Goal: Copy out the complete listing, word for word.

***** Extracted information *****

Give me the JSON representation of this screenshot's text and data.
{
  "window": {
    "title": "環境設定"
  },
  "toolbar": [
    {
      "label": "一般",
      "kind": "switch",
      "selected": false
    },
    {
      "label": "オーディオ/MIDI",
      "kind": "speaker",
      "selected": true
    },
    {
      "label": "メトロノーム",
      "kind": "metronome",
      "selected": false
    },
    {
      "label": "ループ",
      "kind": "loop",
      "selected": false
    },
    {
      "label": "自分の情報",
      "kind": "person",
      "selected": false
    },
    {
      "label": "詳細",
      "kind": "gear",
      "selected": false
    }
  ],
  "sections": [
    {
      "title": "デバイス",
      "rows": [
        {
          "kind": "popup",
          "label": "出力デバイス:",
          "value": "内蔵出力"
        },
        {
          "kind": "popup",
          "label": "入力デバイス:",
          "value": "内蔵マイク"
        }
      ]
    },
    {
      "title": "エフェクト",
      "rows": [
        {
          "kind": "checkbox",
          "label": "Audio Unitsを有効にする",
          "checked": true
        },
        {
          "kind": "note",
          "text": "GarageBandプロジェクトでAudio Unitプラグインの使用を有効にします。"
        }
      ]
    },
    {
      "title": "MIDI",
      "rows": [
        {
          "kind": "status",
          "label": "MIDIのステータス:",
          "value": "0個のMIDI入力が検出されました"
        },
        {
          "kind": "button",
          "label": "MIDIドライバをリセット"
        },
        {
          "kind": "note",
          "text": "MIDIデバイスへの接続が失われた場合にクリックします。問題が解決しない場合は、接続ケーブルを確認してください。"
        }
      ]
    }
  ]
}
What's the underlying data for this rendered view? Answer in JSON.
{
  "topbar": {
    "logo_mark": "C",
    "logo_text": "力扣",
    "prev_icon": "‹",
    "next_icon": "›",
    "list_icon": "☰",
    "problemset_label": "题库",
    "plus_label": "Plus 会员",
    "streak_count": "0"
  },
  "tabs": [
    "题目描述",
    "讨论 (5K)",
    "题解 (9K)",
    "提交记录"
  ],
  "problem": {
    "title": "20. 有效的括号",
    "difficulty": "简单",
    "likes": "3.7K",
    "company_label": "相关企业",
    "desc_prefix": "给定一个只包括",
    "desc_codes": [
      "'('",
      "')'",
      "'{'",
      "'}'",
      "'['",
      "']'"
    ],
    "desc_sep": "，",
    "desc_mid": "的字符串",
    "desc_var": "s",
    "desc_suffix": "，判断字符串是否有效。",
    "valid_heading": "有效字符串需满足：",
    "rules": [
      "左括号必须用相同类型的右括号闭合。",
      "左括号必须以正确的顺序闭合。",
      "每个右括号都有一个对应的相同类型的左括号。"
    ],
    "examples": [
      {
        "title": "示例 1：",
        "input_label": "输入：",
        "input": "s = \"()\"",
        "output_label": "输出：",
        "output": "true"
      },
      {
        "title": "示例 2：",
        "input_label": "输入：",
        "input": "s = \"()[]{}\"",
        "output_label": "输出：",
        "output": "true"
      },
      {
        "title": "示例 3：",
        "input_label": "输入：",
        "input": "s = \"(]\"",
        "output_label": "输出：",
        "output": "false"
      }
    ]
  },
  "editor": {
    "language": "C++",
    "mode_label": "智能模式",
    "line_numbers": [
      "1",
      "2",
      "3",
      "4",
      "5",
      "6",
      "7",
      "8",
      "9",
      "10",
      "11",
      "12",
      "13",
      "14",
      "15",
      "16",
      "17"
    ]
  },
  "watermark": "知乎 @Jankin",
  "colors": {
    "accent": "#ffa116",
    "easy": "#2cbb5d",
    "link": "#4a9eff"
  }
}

*****

Result of the task:
Give me the JSON representation of this screenshot's text and data.
{
  "window": {
    "title": "環境設定"
  },
  "toolbar": [
    {
      "label": "一般",
      "kind": "switch",
      "selected": false
    },
    {
      "label": "オーディオ/MIDI",
      "kind": "speaker",
      "selected": true
    },
    {
      "label": "メトロノーム",
      "kind": "metronome",
      "selected": false
    },
    {
      "label": "ループ",
      "kind": "loop",
      "selected": false
    },
    {
      "label": "自分の情報",
      "kind": "person",
      "selected": false
    },
    {
      "label": "詳細",
      "kind": "gear",
      "selected": false
    }
  ],
  "sections": [
    {
      "title": "デバイス",
      "rows": [
        {
          "kind": "popup",
          "label": "出力デバイス:",
          "value": "内蔵出力"
        },
        {
          "kind": "popup",
          "label": "入力デバイス:",
          "value": "内蔵マイク"
        }
      ]
    },
    {
      "title": "エフェクト",
      "rows": [
        {
          "kind": "checkbox",
          "label": "Audio Unitsを有効にする",
          "checked": true
        },
        {
          "kind": "note",
          "text": "GarageBandプロジェクトでAudio Unitプラグインの使用を有効にします。"
        }
      ]
    },
    {
      "title": "MIDI",
      "rows": [
        {
          "kind": "status",
          "label": "MIDIのステータス:",
          "value": "0個のMIDI入力が検出されました"
        },
        {
          "kind": "button",
          "label": "MIDIドライバをリセット"
        },
        {
          "kind": "note",
          "text": "MIDIデバイスへの接続が失われた場合にクリックします。問題が解決しない場合は、接続ケーブルを確認してください。"
        }
      ]
    }
  ]
}
What's the underlying data for this rendered view? Answer in JSON.
{
  "topbar": {
    "logo_mark": "C",
    "logo_text": "力扣",
    "prev_icon": "‹",
    "next_icon": "›",
    "list_icon": "☰",
    "problemset_label": "题库",
    "plus_label": "Plus 会员",
    "streak_count": "0"
  },
  "tabs": [
    "题目描述",
    "讨论 (5K)",
    "题解 (9K)",
    "提交记录"
  ],
  "problem": {
    "title": "20. 有效的括号",
    "difficulty": "简单",
    "likes": "3.7K",
    "company_label": "相关企业",
    "desc_prefix": "给定一个只包括",
    "desc_codes": [
      "'('",
      "')'",
      "'{'",
      "'}'",
      "'['",
      "']'"
    ],
    "desc_sep": "，",
    "desc_mid": "的字符串",
    "desc_var": "s",
    "desc_suffix": "，判断字符串是否有效。",
    "valid_heading": "有效字符串需满足：",
    "rules": [
      "左括号必须用相同类型的右括号闭合。",
      "左括号必须以正确的顺序闭合。",
      "每个右括号都有一个对应的相同类型的左括号。"
    ],
    "examples": [
      {
        "title": "示例 1：",
        "input_label": "输入：",
        "input": "s = \"()\"",
        "output_label": "输出：",
        "output": "true"
      },
      {
        "title": "示例 2：",
        "input_label": "输入：",
        "input": "s = \"()[]{}\"",
        "output_label": "输出：",
        "output": "true"
      },
      {
        "title": "示例 3：",
        "input_label": "输入：",
        "input": "s = \"(]\"",
        "output_label": "输出：",
        "output": "false"
      }
    ]
  },
  "editor": {
    "language": "C++",
    "mode_label": "智能模式",
    "line_numbers": [
      "1",
      "2",
      "3",
      "4",
      "5",
      "6",
      "7",
      "8",
      "9",
      "10",
      "11",
      "12",
      "13",
      "14",
      "15",
      "16",
      "17"
    ]
  },
  "watermark": "知乎 @Jankin",
  "colors": {
    "accent": "#ffa116",
    "easy": "#2cbb5d",
    "link": "#4a9eff"
  }
}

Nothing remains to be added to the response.